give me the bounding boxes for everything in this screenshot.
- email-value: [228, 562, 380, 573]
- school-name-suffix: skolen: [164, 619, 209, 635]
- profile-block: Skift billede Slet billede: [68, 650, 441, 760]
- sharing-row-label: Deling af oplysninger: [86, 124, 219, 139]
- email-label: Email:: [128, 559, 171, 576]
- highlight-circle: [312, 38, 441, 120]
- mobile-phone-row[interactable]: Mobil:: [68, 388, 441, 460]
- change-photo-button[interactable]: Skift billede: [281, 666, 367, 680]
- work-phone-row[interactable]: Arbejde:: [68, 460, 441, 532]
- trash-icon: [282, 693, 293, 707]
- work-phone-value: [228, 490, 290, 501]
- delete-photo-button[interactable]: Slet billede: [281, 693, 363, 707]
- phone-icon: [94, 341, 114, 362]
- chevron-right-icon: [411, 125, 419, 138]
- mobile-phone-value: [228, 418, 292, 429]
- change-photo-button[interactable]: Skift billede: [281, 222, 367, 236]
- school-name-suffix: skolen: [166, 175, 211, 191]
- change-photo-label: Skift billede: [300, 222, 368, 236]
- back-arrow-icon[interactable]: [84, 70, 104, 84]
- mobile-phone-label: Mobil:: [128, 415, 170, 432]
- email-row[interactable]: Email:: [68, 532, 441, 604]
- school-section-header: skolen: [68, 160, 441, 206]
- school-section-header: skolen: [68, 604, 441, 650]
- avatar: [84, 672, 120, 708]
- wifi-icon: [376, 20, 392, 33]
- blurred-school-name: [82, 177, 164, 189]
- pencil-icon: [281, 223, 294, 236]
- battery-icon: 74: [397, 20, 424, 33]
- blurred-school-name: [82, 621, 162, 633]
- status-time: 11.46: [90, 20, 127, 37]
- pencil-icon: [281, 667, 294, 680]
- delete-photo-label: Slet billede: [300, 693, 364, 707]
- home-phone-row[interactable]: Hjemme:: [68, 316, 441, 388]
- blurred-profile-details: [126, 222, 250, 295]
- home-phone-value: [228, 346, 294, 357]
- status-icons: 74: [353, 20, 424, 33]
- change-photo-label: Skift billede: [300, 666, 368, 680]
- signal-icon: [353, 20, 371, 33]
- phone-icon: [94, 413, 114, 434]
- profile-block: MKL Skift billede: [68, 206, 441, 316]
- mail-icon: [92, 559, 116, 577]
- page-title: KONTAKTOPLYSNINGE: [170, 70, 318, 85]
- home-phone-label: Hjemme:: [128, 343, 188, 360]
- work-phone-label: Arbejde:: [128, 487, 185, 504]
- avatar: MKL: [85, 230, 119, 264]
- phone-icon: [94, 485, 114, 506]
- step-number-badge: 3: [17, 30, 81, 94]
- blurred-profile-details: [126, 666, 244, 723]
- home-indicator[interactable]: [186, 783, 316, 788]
_ _ _ _
● OBJECTIVE: Rewrite all of the data above, replacing every "blurred-school-name" with "hidden-school-name" and leaving everything else unchanged.

● EXERCISE OUTPUT:
give me the bounding boxes for everything in this screenshot.
- email-value: [228, 562, 380, 573]
- school-name-suffix: skolen: [164, 619, 209, 635]
- profile-block: Skift billede Slet billede: [68, 650, 441, 760]
- sharing-row-label: Deling af oplysninger: [86, 124, 219, 139]
- email-label: Email:: [128, 559, 171, 576]
- highlight-circle: [312, 38, 441, 120]
- mobile-phone-row[interactable]: Mobil:: [68, 388, 441, 460]
- change-photo-button[interactable]: Skift billede: [281, 666, 367, 680]
- work-phone-row[interactable]: Arbejde:: [68, 460, 441, 532]
- trash-icon: [282, 693, 293, 707]
- work-phone-value: [228, 490, 290, 501]
- delete-photo-button[interactable]: Slet billede: [281, 693, 363, 707]
- phone-icon: [94, 341, 114, 362]
- chevron-right-icon: [411, 125, 419, 138]
- mobile-phone-value: [228, 418, 292, 429]
- change-photo-button[interactable]: Skift billede: [281, 222, 367, 236]
- school-name-suffix: skolen: [166, 175, 211, 191]
- change-photo-label: Skift billede: [300, 222, 368, 236]
- back-arrow-icon[interactable]: [84, 70, 104, 84]
- mobile-phone-label: Mobil:: [128, 415, 170, 432]
- email-row[interactable]: Email:: [68, 532, 441, 604]
- school-section-header: skolen: [68, 160, 441, 206]
- school-section-header: skolen: [68, 604, 441, 650]
- avatar: [84, 672, 120, 708]
- wifi-icon: [376, 20, 392, 33]
- hidden-school-name: [82, 177, 164, 189]
- pencil-icon: [281, 223, 294, 236]
- battery-icon: 74: [397, 20, 424, 33]
- hidden-school-name: [82, 621, 162, 633]
- status-time: 11.46: [90, 20, 127, 37]
- pencil-icon: [281, 667, 294, 680]
- delete-photo-label: Slet billede: [300, 693, 364, 707]
- home-phone-row[interactable]: Hjemme:: [68, 316, 441, 388]
- blurred-profile-details: [126, 222, 250, 295]
- home-phone-value: [228, 346, 294, 357]
- status-icons: 74: [353, 20, 424, 33]
- change-photo-label: Skift billede: [300, 666, 368, 680]
- signal-icon: [353, 20, 371, 33]
- phone-icon: [94, 413, 114, 434]
- profile-block: MKL Skift billede: [68, 206, 441, 316]
- mail-icon: [92, 559, 116, 577]
- page-title: KONTAKTOPLYSNINGE: [170, 70, 318, 85]
- home-phone-label: Hjemme:: [128, 343, 188, 360]
- work-phone-label: Arbejde:: [128, 487, 185, 504]
- avatar: MKL: [85, 230, 119, 264]
- phone-icon: [94, 485, 114, 506]
- step-number-badge: 3: [17, 30, 81, 94]
- blurred-profile-details: [126, 666, 244, 723]
- home-indicator[interactable]: [186, 783, 316, 788]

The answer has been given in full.